Extracted entries:
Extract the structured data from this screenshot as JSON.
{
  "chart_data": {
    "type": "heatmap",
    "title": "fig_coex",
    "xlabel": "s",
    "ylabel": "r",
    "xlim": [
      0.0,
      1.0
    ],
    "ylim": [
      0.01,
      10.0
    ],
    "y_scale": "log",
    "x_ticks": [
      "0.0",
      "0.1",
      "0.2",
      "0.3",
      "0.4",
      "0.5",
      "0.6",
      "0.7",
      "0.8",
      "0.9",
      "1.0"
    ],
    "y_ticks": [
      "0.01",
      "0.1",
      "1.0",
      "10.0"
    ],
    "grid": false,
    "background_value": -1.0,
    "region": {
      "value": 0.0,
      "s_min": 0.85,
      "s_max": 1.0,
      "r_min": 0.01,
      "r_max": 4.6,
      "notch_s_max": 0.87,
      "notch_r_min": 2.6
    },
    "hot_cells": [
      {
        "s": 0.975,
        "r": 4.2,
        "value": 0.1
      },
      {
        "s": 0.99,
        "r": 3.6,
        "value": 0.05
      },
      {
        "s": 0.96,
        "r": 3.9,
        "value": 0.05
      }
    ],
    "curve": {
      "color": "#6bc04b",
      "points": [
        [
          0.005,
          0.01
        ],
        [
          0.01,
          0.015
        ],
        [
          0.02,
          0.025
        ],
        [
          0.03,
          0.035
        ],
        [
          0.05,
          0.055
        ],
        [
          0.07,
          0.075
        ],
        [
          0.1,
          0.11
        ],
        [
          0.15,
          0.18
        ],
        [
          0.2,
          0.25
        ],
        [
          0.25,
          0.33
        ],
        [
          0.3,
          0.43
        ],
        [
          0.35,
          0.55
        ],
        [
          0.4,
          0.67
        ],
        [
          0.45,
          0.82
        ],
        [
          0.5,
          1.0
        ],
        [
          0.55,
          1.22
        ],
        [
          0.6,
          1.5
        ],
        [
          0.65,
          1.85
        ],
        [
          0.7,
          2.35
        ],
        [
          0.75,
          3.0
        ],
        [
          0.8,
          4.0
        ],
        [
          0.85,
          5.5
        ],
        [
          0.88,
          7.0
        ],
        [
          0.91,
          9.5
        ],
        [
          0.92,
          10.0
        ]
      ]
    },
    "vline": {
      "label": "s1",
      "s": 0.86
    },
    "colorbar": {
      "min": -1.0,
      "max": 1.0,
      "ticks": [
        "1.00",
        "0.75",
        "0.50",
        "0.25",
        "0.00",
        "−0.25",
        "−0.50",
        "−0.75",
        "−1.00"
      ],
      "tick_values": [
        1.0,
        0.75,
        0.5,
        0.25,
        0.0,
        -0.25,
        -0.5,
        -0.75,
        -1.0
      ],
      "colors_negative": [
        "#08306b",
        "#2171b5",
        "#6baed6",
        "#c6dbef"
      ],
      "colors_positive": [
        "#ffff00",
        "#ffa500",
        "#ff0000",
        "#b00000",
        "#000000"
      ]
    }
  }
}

What is expected:
Set down each entry again, unchanged.

Task solution:
Extract the structured data from this screenshot as JSON.
{
  "chart_data": {
    "type": "heatmap",
    "title": "fig_coex",
    "xlabel": "s",
    "ylabel": "r",
    "xlim": [
      0.0,
      1.0
    ],
    "ylim": [
      0.01,
      10.0
    ],
    "y_scale": "log",
    "x_ticks": [
      "0.0",
      "0.1",
      "0.2",
      "0.3",
      "0.4",
      "0.5",
      "0.6",
      "0.7",
      "0.8",
      "0.9",
      "1.0"
    ],
    "y_ticks": [
      "0.01",
      "0.1",
      "1.0",
      "10.0"
    ],
    "grid": false,
    "background_value": -1.0,
    "region": {
      "value": 0.0,
      "s_min": 0.85,
      "s_max": 1.0,
      "r_min": 0.01,
      "r_max": 4.6,
      "notch_s_max": 0.87,
      "notch_r_min": 2.6
    },
    "hot_cells": [
      {
        "s": 0.975,
        "r": 4.2,
        "value": 0.1
      },
      {
        "s": 0.99,
        "r": 3.6,
        "value": 0.05
      },
      {
        "s": 0.96,
        "r": 3.9,
        "value": 0.05
      }
    ],
    "curve": {
      "color": "#6bc04b",
      "points": [
        [
          0.005,
          0.01
        ],
        [
          0.01,
          0.015
        ],
        [
          0.02,
          0.025
        ],
        [
          0.03,
          0.035
        ],
        [
          0.05,
          0.055
        ],
        [
          0.07,
          0.075
        ],
        [
          0.1,
          0.11
        ],
        [
          0.15,
          0.18
        ],
        [
          0.2,
          0.25
        ],
        [
          0.25,
          0.33
        ],
        [
          0.3,
          0.43
        ],
        [
          0.35,
          0.55
        ],
        [
          0.4,
          0.67
        ],
        [
          0.45,
          0.82
        ],
        [
          0.5,
          1.0
        ],
        [
          0.55,
          1.22
        ],
        [
          0.6,
          1.5
        ],
        [
          0.65,
          1.85
        ],
        [
          0.7,
          2.35
        ],
        [
          0.75,
          3.0
        ],
        [
          0.8,
          4.0
        ],
        [
          0.85,
          5.5
        ],
        [
          0.88,
          7.0
        ],
        [
          0.91,
          9.5
        ],
        [
          0.92,
          10.0
        ]
      ]
    },
    "vline": {
      "label": "s1",
      "s": 0.86
    },
    "colorbar": {
      "min": -1.0,
      "max": 1.0,
      "ticks": [
        "1.00",
        "0.75",
        "0.50",
        "0.25",
        "0.00",
        "−0.25",
        "−0.50",
        "−0.75",
        "−1.00"
      ],
      "tick_values": [
        1.0,
        0.75,
        0.5,
        0.25,
        0.0,
        -0.25,
        -0.5,
        -0.75,
        -1.0
      ],
      "colors_negative": [
        "#08306b",
        "#2171b5",
        "#6baed6",
        "#c6dbef"
      ],
      "colors_positive": [
        "#ffff00",
        "#ffa500",
        "#ff0000",
        "#b00000",
        "#000000"
      ]
    }
  }
}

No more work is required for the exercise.